╔══

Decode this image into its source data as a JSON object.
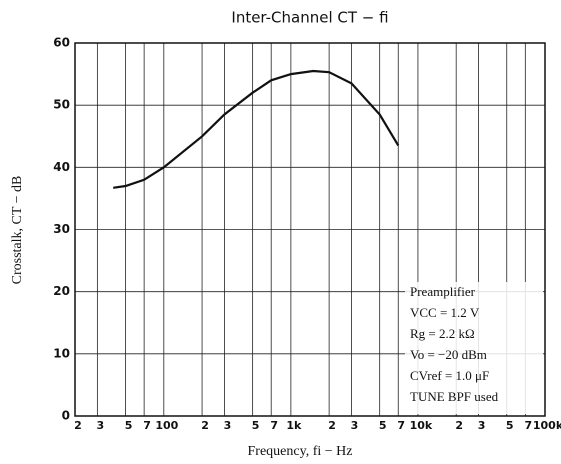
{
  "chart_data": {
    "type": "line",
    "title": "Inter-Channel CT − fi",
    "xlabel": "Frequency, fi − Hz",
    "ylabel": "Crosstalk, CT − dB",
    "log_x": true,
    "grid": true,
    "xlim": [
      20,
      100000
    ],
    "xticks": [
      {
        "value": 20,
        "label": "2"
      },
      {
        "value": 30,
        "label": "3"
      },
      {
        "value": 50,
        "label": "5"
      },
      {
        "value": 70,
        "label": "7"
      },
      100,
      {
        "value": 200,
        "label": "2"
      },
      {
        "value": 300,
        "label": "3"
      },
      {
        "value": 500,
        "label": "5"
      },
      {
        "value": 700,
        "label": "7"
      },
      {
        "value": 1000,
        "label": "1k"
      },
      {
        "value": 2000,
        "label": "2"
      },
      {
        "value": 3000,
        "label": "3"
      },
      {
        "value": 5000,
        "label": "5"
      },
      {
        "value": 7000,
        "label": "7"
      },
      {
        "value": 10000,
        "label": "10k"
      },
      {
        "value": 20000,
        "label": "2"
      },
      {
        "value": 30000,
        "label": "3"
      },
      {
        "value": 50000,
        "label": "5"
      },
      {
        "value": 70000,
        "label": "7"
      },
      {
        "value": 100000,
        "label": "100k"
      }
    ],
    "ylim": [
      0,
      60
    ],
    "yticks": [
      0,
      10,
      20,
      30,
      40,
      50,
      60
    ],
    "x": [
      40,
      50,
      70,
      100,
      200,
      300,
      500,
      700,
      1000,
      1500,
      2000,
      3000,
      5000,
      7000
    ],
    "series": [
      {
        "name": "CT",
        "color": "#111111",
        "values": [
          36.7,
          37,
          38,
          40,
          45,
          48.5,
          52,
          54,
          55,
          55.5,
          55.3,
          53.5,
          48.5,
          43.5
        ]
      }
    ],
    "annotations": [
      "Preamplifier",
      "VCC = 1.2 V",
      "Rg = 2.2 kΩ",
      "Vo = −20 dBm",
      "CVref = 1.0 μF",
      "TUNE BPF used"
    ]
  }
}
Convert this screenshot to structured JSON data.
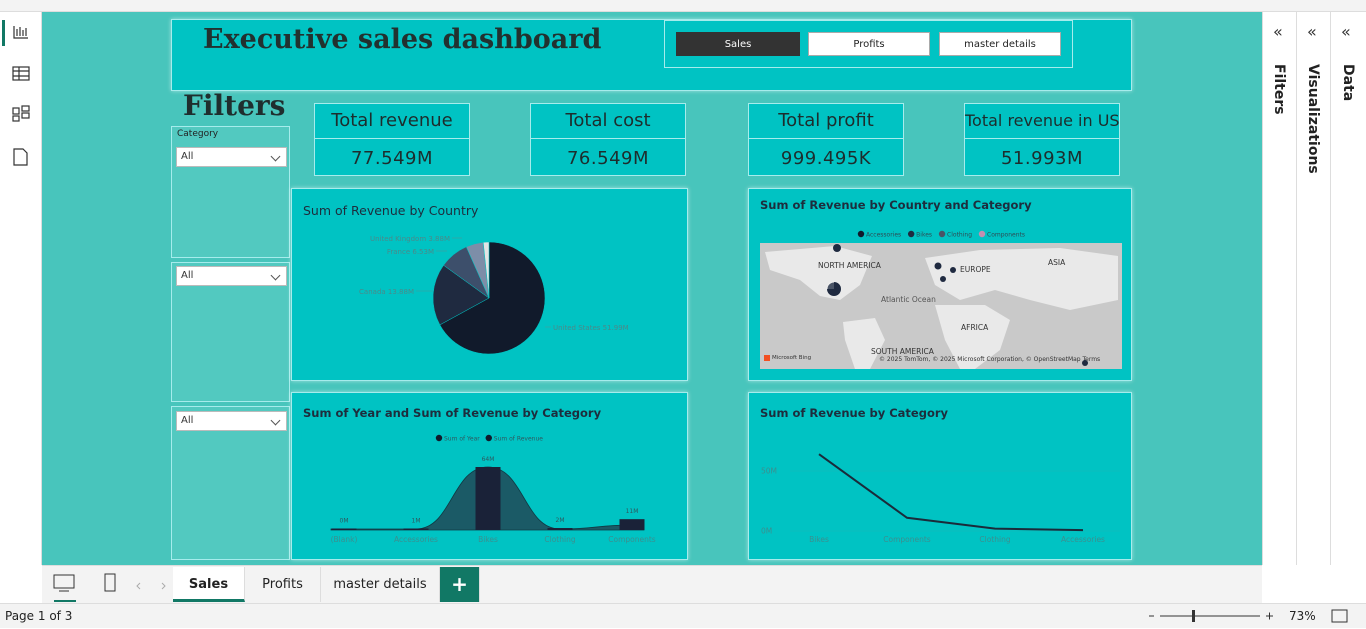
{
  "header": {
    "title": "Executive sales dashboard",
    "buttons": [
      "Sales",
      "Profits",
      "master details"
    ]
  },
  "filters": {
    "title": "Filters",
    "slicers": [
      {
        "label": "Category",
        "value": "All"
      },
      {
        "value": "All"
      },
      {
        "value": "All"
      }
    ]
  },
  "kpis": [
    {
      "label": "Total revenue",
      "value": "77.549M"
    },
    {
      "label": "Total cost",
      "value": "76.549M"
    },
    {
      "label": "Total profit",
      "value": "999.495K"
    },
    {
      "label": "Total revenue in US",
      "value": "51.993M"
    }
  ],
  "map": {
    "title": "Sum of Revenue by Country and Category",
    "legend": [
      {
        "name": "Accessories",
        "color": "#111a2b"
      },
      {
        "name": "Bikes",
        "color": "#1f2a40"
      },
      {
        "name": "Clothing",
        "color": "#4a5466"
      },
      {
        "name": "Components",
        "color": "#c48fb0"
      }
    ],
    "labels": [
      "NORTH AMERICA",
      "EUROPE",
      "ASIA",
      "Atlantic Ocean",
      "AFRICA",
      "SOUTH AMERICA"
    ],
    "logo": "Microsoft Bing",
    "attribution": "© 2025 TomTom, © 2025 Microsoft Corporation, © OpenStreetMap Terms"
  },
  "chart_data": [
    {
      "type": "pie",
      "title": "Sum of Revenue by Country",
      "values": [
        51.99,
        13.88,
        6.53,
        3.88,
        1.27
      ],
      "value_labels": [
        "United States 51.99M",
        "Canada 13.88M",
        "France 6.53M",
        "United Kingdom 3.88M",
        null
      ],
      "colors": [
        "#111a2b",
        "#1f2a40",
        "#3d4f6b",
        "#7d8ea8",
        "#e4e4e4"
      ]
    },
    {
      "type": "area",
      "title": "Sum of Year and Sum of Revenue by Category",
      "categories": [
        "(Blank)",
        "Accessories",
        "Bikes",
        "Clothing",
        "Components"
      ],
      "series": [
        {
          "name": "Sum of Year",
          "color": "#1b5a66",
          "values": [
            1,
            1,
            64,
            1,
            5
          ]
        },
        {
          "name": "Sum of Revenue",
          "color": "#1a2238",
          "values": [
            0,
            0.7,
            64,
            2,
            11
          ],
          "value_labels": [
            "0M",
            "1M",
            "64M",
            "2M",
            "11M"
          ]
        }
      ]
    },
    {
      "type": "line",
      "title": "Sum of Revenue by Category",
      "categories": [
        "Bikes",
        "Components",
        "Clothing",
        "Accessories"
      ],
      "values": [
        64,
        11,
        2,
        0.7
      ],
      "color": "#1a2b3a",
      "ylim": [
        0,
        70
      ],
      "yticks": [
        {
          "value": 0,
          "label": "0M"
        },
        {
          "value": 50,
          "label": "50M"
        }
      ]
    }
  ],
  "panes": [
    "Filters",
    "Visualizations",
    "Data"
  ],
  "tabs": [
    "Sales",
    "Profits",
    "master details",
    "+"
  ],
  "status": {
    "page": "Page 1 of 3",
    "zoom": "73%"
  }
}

╚══
╔══

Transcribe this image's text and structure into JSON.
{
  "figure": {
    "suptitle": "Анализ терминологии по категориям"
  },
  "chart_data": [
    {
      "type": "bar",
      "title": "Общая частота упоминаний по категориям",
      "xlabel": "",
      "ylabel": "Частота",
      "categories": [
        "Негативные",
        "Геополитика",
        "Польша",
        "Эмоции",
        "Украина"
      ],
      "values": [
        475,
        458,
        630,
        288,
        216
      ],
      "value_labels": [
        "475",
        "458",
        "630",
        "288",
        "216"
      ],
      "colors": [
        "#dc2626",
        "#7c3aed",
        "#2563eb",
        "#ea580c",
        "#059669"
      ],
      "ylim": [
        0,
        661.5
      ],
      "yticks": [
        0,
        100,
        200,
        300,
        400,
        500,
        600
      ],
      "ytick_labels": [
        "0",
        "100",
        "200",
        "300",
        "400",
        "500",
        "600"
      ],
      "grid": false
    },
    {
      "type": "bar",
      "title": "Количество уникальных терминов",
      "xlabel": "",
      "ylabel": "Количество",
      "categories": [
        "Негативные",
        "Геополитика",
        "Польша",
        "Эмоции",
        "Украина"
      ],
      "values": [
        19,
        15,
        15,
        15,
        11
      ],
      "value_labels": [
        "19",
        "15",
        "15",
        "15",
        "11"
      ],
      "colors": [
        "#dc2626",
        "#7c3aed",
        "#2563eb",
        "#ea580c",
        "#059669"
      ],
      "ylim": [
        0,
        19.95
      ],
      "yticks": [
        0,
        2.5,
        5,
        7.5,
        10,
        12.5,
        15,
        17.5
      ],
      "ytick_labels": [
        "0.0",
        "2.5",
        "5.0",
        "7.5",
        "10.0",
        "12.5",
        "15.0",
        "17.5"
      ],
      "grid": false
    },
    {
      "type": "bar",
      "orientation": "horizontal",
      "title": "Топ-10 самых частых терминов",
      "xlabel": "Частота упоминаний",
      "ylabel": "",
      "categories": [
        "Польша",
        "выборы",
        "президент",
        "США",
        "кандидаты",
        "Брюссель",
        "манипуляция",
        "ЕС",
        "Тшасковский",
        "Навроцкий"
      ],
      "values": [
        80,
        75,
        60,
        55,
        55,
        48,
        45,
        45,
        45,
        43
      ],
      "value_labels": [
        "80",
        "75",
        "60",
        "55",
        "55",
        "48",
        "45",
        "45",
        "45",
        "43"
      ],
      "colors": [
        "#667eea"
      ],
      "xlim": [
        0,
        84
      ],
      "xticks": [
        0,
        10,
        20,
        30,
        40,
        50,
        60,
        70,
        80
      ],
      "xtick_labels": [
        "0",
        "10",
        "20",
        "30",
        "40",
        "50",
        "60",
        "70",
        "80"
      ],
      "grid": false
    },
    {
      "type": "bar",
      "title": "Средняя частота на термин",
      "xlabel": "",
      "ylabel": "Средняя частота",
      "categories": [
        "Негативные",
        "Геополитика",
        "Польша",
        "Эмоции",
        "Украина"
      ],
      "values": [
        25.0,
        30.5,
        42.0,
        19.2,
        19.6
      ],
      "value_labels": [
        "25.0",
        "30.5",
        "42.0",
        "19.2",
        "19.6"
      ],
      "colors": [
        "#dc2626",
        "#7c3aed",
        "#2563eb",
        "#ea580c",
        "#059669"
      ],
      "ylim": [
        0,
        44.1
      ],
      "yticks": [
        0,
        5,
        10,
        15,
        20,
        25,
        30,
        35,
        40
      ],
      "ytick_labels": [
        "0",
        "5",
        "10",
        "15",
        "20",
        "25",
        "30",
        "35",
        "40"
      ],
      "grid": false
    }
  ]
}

╚══
╔══

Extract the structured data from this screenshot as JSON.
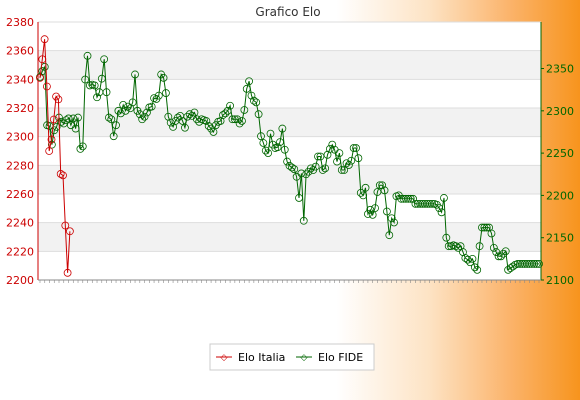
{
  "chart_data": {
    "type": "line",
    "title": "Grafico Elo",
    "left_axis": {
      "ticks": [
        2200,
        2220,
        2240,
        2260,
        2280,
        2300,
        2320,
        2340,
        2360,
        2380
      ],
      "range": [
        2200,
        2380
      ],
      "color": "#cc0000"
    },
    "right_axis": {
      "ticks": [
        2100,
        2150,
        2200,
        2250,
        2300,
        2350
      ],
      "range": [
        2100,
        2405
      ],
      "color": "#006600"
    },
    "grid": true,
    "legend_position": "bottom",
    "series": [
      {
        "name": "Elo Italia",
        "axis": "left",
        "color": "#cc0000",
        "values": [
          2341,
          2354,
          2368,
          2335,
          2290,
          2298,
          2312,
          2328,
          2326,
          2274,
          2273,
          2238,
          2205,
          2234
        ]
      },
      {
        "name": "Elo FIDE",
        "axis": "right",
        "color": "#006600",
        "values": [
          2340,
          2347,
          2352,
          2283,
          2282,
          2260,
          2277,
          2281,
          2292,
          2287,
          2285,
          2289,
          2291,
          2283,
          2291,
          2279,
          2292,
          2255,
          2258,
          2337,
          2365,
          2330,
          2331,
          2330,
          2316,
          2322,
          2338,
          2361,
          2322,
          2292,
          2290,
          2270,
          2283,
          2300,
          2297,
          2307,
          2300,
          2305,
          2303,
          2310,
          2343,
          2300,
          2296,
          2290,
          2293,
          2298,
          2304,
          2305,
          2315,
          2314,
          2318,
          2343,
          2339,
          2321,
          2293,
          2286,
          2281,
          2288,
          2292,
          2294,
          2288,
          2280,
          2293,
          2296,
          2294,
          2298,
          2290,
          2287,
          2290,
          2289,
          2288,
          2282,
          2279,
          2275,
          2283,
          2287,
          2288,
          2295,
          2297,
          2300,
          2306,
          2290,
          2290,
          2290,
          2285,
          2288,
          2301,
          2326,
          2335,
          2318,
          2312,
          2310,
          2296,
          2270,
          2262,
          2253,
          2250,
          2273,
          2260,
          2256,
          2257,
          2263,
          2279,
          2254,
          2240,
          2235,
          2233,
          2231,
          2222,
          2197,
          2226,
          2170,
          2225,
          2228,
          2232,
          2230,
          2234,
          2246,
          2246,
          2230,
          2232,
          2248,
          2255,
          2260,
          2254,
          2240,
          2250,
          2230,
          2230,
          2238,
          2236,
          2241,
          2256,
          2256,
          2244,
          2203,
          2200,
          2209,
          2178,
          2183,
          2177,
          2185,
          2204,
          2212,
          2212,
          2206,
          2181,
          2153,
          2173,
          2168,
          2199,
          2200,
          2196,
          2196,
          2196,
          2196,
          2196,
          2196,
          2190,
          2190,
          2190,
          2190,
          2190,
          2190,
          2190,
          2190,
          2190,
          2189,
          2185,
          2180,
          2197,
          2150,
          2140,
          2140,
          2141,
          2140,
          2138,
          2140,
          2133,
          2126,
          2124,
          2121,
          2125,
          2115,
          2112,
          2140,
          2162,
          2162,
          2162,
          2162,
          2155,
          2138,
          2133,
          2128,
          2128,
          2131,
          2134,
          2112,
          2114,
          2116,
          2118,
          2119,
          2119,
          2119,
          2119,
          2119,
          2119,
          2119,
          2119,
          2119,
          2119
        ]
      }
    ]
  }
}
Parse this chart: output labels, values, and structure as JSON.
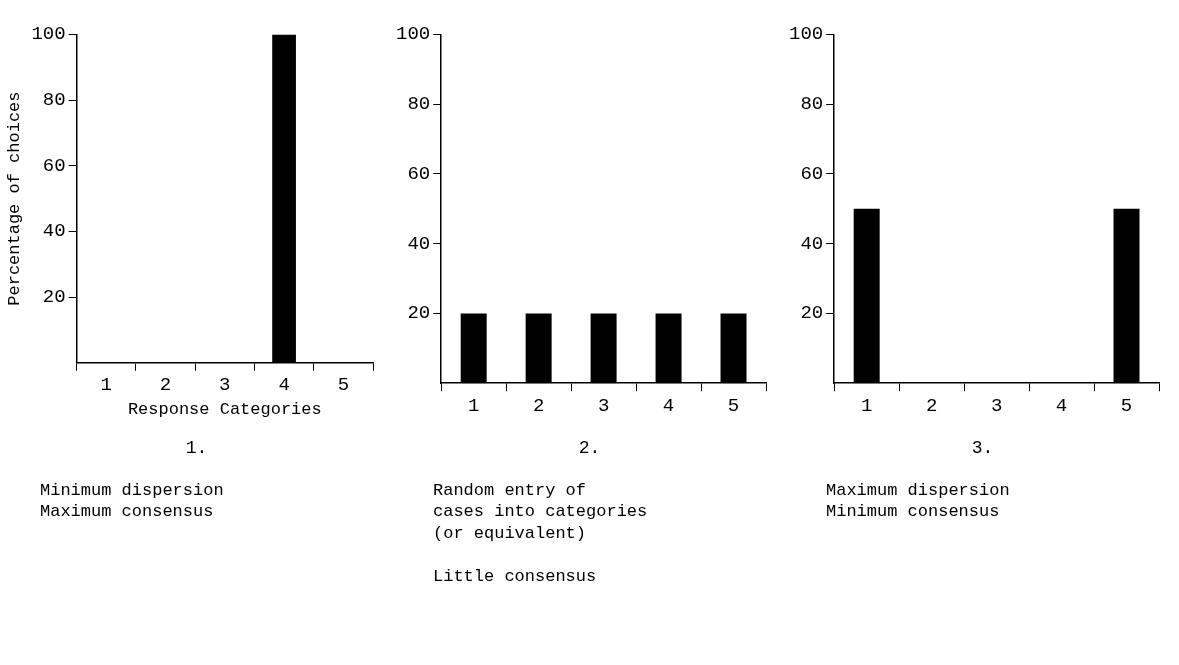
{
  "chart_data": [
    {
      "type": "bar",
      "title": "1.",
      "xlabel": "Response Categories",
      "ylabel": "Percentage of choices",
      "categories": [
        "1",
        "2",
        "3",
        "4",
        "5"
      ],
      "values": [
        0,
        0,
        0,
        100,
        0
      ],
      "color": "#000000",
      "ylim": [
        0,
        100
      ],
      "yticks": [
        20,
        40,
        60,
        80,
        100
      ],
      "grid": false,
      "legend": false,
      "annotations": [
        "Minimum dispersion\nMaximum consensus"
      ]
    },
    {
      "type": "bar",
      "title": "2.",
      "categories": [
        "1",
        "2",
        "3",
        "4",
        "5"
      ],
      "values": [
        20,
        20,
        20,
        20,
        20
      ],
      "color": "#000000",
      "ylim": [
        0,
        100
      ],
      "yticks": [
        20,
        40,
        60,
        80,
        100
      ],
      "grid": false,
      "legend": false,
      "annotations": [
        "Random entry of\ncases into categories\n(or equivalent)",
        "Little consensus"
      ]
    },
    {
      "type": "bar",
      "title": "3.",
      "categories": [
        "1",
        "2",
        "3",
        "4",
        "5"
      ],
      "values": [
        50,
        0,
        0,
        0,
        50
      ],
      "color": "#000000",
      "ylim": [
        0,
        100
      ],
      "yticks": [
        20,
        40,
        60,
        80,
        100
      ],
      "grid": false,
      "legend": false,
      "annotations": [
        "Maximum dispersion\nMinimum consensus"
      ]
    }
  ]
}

╚══

* **TASK DETAILS**
Identify the lines that contain the string "категориям", and copy every one of them.

* **PROBLEM SOLUTION**
    "suptitle": "Анализ терминологии по категориям"
      "title": "Общая частота упоминаний по категориям",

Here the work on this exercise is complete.